* **WRITTEN EXERCISE**: Reproduce each record below exactly as written.

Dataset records
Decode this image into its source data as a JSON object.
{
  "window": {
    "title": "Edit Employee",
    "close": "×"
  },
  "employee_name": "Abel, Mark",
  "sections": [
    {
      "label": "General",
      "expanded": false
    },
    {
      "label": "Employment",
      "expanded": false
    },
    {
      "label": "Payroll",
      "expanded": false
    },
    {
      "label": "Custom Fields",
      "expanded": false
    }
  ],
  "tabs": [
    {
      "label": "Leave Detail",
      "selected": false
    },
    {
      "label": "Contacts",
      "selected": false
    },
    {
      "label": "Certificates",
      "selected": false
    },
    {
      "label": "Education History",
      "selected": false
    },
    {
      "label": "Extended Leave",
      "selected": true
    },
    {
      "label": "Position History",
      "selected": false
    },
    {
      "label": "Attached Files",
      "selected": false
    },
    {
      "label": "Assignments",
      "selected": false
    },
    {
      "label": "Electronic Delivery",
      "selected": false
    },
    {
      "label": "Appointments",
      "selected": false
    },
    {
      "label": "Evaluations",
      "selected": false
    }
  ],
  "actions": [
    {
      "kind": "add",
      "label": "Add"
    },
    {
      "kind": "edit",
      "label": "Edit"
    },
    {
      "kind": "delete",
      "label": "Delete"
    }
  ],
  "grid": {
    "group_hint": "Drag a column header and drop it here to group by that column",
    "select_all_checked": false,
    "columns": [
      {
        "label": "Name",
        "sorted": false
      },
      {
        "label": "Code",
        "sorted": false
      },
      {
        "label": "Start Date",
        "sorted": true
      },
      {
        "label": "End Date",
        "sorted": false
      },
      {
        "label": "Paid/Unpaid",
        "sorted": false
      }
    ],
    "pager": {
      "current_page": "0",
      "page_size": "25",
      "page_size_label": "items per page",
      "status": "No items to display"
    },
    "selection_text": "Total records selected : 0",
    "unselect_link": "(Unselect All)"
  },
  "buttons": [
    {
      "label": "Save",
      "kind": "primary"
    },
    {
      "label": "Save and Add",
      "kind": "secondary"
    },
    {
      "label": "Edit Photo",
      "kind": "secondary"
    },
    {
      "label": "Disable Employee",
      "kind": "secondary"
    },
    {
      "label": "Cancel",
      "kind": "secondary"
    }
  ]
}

* **CORRECT RESPONSE**:
Decode this image into its source data as a JSON object.
{
  "window": {
    "title": "Edit Employee",
    "close": "×"
  },
  "employee_name": "Abel, Mark",
  "sections": [
    {
      "label": "General",
      "expanded": false
    },
    {
      "label": "Employment",
      "expanded": false
    },
    {
      "label": "Payroll",
      "expanded": false
    },
    {
      "label": "Custom Fields",
      "expanded": false
    }
  ],
  "tabs": [
    {
      "label": "Leave Detail",
      "selected": false
    },
    {
      "label": "Contacts",
      "selected": false
    },
    {
      "label": "Certificates",
      "selected": false
    },
    {
      "label": "Education History",
      "selected": false
    },
    {
      "label": "Extended Leave",
      "selected": true
    },
    {
      "label": "Position History",
      "selected": false
    },
    {
      "label": "Attached Files",
      "selected": false
    },
    {
      "label": "Assignments",
      "selected": false
    },
    {
      "label": "Electronic Delivery",
      "selected": false
    },
    {
      "label": "Appointments",
      "selected": false
    },
    {
      "label": "Evaluations",
      "selected": false
    }
  ],
  "actions": [
    {
      "kind": "add",
      "label": "Add"
    },
    {
      "kind": "edit",
      "label": "Edit"
    },
    {
      "kind": "delete",
      "label": "Delete"
    }
  ],
  "grid": {
    "group_hint": "Drag a column header and drop it here to group by that column",
    "select_all_checked": false,
    "columns": [
      {
        "label": "Name",
        "sorted": false
      },
      {
        "label": "Code",
        "sorted": false
      },
      {
        "label": "Start Date",
        "sorted": true
      },
      {
        "label": "End Date",
        "sorted": false
      },
      {
        "label": "Paid/Unpaid",
        "sorted": false
      }
    ],
    "pager": {
      "current_page": "0",
      "page_size": "25",
      "page_size_label": "items per page",
      "status": "No items to display"
    },
    "selection_text": "Total records selected : 0",
    "unselect_link": "(Unselect All)"
  },
  "buttons": [
    {
      "label": "Save",
      "kind": "primary"
    },
    {
      "label": "Save and Add",
      "kind": "secondary"
    },
    {
      "label": "Edit Photo",
      "kind": "secondary"
    },
    {
      "label": "Disable Employee",
      "kind": "secondary"
    },
    {
      "label": "Cancel",
      "kind": "secondary"
    }
  ]
}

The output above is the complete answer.